REQUIREMENTS
Reproduce each of the lines below word for word, with every character unchanged.

SUPPLIED MATERIAL
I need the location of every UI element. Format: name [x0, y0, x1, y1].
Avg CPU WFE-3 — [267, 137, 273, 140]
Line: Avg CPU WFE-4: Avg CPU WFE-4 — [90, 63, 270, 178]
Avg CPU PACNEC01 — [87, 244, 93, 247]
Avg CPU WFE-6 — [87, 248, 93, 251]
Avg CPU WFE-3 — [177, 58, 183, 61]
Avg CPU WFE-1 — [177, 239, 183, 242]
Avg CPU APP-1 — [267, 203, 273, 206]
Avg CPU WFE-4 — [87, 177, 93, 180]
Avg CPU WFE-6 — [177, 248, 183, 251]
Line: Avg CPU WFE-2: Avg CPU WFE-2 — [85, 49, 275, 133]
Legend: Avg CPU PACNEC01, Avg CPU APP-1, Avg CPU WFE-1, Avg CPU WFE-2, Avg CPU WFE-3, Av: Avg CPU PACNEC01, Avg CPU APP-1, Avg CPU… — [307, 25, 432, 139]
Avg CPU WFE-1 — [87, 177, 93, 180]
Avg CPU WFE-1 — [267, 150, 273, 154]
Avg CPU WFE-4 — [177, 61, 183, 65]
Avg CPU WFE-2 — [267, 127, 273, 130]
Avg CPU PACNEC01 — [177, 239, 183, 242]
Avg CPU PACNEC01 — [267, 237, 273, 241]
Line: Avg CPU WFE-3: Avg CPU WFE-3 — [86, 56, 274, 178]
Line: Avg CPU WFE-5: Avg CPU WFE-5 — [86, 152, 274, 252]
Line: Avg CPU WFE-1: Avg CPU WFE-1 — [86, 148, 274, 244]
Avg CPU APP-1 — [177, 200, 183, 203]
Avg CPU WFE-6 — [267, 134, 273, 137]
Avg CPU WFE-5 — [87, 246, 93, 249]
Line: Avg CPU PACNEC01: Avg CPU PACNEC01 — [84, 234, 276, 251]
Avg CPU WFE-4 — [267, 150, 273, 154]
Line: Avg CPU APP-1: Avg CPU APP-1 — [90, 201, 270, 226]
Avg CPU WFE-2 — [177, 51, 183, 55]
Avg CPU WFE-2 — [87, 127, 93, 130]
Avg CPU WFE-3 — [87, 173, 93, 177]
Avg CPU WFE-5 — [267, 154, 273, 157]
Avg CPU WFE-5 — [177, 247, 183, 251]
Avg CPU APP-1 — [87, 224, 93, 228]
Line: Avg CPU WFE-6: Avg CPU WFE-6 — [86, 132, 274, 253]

RESULT
I need the location of every UI element. Format: name [x0, y0, x1, y1].
Avg CPU WFE-3 — [267, 137, 273, 140]
Line: Avg CPU WFE-4: Avg CPU WFE-4 — [90, 63, 270, 178]
Avg CPU PACNEC01 — [87, 244, 93, 247]
Avg CPU WFE-6 — [87, 248, 93, 251]
Avg CPU WFE-3 — [177, 58, 183, 61]
Avg CPU WFE-1 — [177, 239, 183, 242]
Avg CPU APP-1 — [267, 203, 273, 206]
Avg CPU WFE-4 — [87, 177, 93, 180]
Avg CPU WFE-6 — [177, 248, 183, 251]
Line: Avg CPU WFE-2: Avg CPU WFE-2 — [85, 49, 275, 133]
Legend: Avg CPU PACNEC01, Avg CPU APP-1, Avg CPU WFE-1, Avg CPU WFE-2, Avg CPU WFE-3, Av: Avg CPU PACNEC01, Avg CPU APP-1, Avg CPU… — [307, 25, 432, 139]
Avg CPU WFE-1 — [87, 177, 93, 180]
Avg CPU WFE-1 — [267, 150, 273, 154]
Avg CPU WFE-4 — [177, 61, 183, 65]
Avg CPU WFE-2 — [267, 127, 273, 130]
Avg CPU PACNEC01 — [177, 239, 183, 242]
Avg CPU PACNEC01 — [267, 237, 273, 241]
Line: Avg CPU WFE-3: Avg CPU WFE-3 — [86, 56, 274, 178]
Line: Avg CPU WFE-5: Avg CPU WFE-5 — [86, 152, 274, 252]
Line: Avg CPU WFE-1: Avg CPU WFE-1 — [86, 148, 274, 244]
Avg CPU APP-1 — [177, 200, 183, 203]
Avg CPU WFE-6 — [267, 134, 273, 137]
Avg CPU WFE-5 — [87, 246, 93, 249]
Line: Avg CPU PACNEC01: Avg CPU PACNEC01 — [84, 234, 276, 251]
Avg CPU WFE-4 — [267, 150, 273, 154]
Line: Avg CPU APP-1: Avg CPU APP-1 — [90, 201, 270, 226]
Avg CPU WFE-2 — [177, 51, 183, 55]
Avg CPU WFE-2 — [87, 127, 93, 130]
Avg CPU WFE-3 — [87, 173, 93, 177]
Avg CPU WFE-5 — [267, 154, 273, 157]
Avg CPU WFE-5 — [177, 247, 183, 251]
Avg CPU APP-1 — [87, 224, 93, 228]
Line: Avg CPU WFE-6: Avg CPU WFE-6 — [86, 132, 274, 253]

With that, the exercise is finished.